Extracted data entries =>
*****
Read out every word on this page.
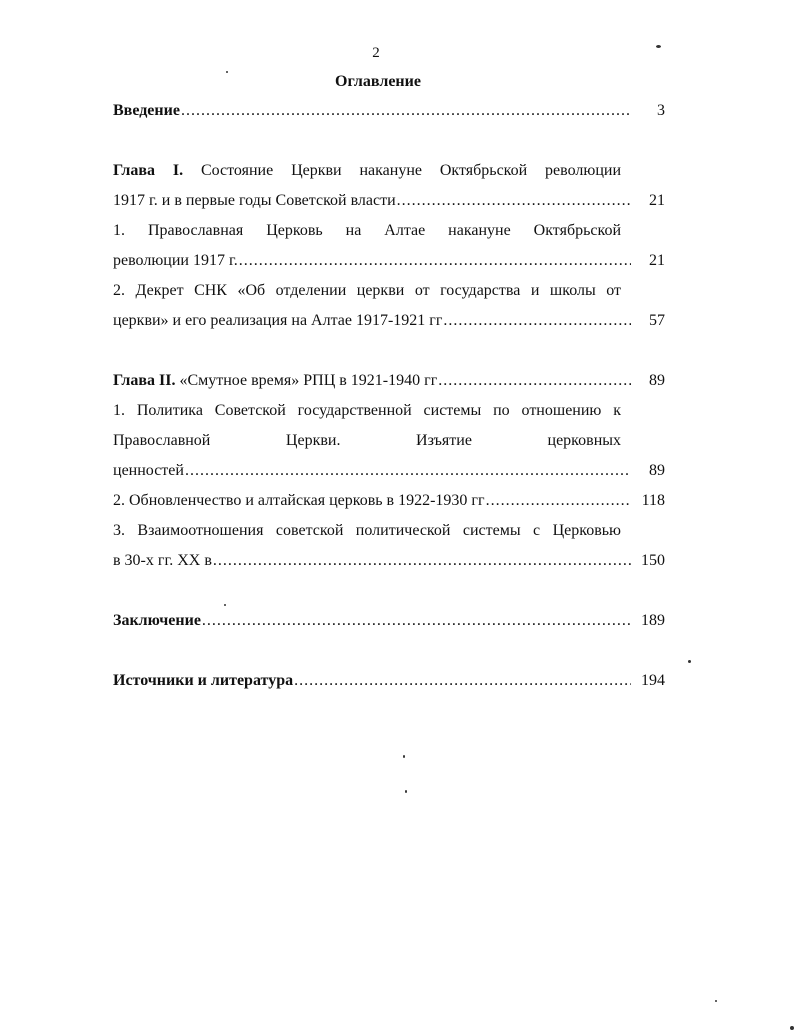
2
Оглавление
Введение .....	3
Глава I. Состояние Церкви накануне Октябрьской революции
1917 г. и в первые годы Советской власти .....	21
1. Православная Церковь на Алтае накануне Октябрьской
революции 1917 г. .....	21
2. Декрет СНК «Об отделении церкви от государства и школы от
церкви» и его реализация на Алтае 1917-1921 гг .....	57
Глава II. «Смутное время» РПЦ в 1921-1940 гг .....	89
1. Политика Советской государственной системы по отношению к
Православной Церкви. Изъятие церковных
ценностей .....	89
2. Обновленчество и алтайская церковь в 1922-1930 гг .....	118
3. Взаимоотношения советской политической системы с Церковью
в 30-х гг. XX в .....	150
Заключение .....	189
Источники и литература .....	194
*****
WHAT THE TASK REQUIRES => Repeat the material above word for word, please, apart from its images.

ANSWER FOR THIS EXERCISE =>
Read out every word on this page.
2
Оглавление
Введение .....	3
Глава I. Состояние Церкви накануне Октябрьской революции
1917 г. и в первые годы Советской власти .....	21
1. Православная Церковь на Алтае накануне Октябрьской
революции 1917 г. .....	21
2. Декрет СНК «Об отделении церкви от государства и школы от
церкви» и его реализация на Алтае 1917-1921 гг .....	57
Глава II. «Смутное время» РПЦ в 1921-1940 гг .....	89
1. Политика Советской государственной системы по отношению к
Православной Церкви. Изъятие церковных
ценностей .....	89
2. Обновленчество и алтайская церковь в 1922-1930 гг .....	118
3. Взаимоотношения советской политической системы с Церковью
в 30-х гг. XX в .....	150
Заключение .....	189
Источники и литература .....	194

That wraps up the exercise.